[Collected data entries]
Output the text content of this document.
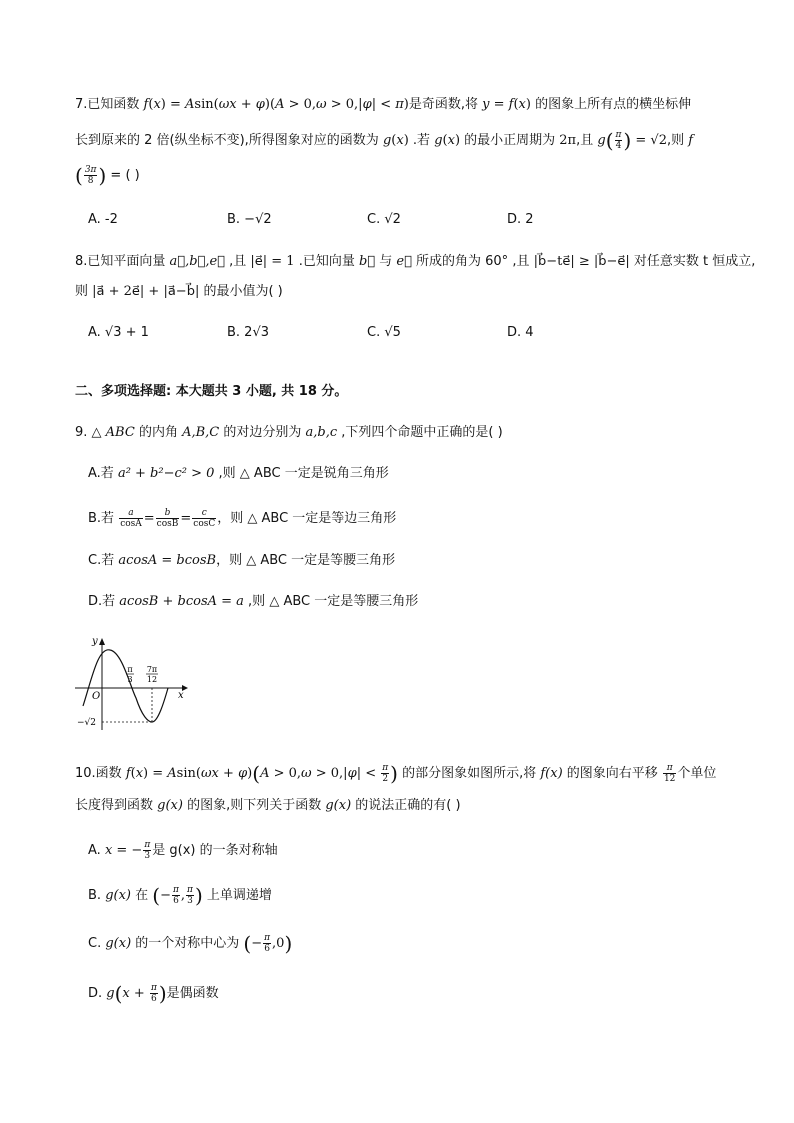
7.已知函数 f(x) = Asin(ωx + φ)(A > 0,ω > 0,|φ| < π)是奇函数,将 y = f(x) 的图象上所有点的横坐标伸
长到原来的 2 倍(纵坐标不变),所得图象对应的函数为 g(x) .若 g(x) 的最小正周期为 2π,且 $g( \frac{\pi}{4}$ ) = √2,则 f
( $\frac{3\pi}{8}$ ) = ( )
A. -2	B. −√2	C. √2	D. 2
8.已知平面向量 a⃗,b⃗,e⃗ ,且 |e⃗| = 1 .已知向量 b⃗ 与 e⃗ 所成的角为 60° ,且 |b⃗−te⃗| ≥ |b⃗−e⃗| 对任意实数 t 恒成立,
则 |a⃗ + 2e⃗| + |a⃗−b⃗| 的最小值为( )
A. √3 + 1	B. 2√3	C. √5	D. 4
二、多项选择题: 本大题共 3 小题, 共 18 分。
9. △ ABC 的内角 A,B,C 的对边分别为 a,b,c ,下列四个命题中正确的是( )
A.若 a² + b²−c² > 0 ,则 △ ABC 一定是锐角三角形
B.若 $\frac{a}{\cos A} = \frac{b}{\cos B} = \frac{c}{\cos C}$ ，则 △ ABC 一定是等边三角形
C.若 acosA = bcosB，则 △ ABC 一定是等腰三角形
D.若 acosB + bcosA = a ,则 △ ABC 一定是等腰三角形
y
x
O
π
3
7π
12
−√2
10.函数 $f(x) = Asin(\omega x + \varphi)(A > 0,\omega > 0,|\varphi| < \frac{\pi}{2}$ ) 的部分图象如图所示,将 f(x) 的图象向右平移 $\frac{\pi}{12}$ 个单位
长度得到函数 g(x) 的图象,则下列关于函数 g(x) 的说法正确的有( )
A. x = − $\frac{\pi}{3}$ 是 g(x) 的一条对称轴
B. g(x) 在 (− $\frac{\pi}{6}$ , $\frac{\pi}{3}$ ) 上单调递增
C. g(x) 的一个对称中心为 (− $\frac{\pi}{6} ,0$)
D. $g(x + \frac{\pi}{6}$ )是偶函数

■ WORK TO BE COMPLETED
Repeat all of the records verbatim, leaving out the pictures.

■ RIGHT ANSWER
Output the text content of this document.
7.已知函数 f(x) = Asin(ωx + φ)(A > 0,ω > 0,|φ| < π)是奇函数,将 y = f(x) 的图象上所有点的横坐标伸
长到原来的 2 倍(纵坐标不变),所得图象对应的函数为 g(x) .若 g(x) 的最小正周期为 2π,且 $g( \frac{\pi}{4}$ ) = √2,则 f
( $\frac{3\pi}{8}$ ) = ( )
A. -2	B. −√2	C. √2	D. 2
8.已知平面向量 a⃗,b⃗,e⃗ ,且 |e⃗| = 1 .已知向量 b⃗ 与 e⃗ 所成的角为 60° ,且 |b⃗−te⃗| ≥ |b⃗−e⃗| 对任意实数 t 恒成立,
则 |a⃗ + 2e⃗| + |a⃗−b⃗| 的最小值为( )
A. √3 + 1	B. 2√3	C. √5	D. 4
二、多项选择题: 本大题共 3 小题, 共 18 分。
9. △ ABC 的内角 A,B,C 的对边分别为 a,b,c ,下列四个命题中正确的是( )
A.若 a² + b²−c² > 0 ,则 △ ABC 一定是锐角三角形
B.若 $\frac{a}{\cos A} = \frac{b}{\cos B} = \frac{c}{\cos C}$ ，则 △ ABC 一定是等边三角形
C.若 acosA = bcosB，则 △ ABC 一定是等腰三角形
D.若 acosB + bcosA = a ,则 △ ABC 一定是等腰三角形
y
x
O
π
3
7π
12
−√2
10.函数 $f(x) = Asin(\omega x + \varphi)(A > 0,\omega > 0,|\varphi| < \frac{\pi}{2}$ ) 的部分图象如图所示,将 f(x) 的图象向右平移 $\frac{\pi}{12}$ 个单位
长度得到函数 g(x) 的图象,则下列关于函数 g(x) 的说法正确的有( )
A. x = − $\frac{\pi}{3}$ 是 g(x) 的一条对称轴
B. g(x) 在 (− $\frac{\pi}{6}$ , $\frac{\pi}{3}$ ) 上单调递增
C. g(x) 的一个对称中心为 (− $\frac{\pi}{6} ,0$)
D. $g(x + \frac{\pi}{6}$ )是偶函数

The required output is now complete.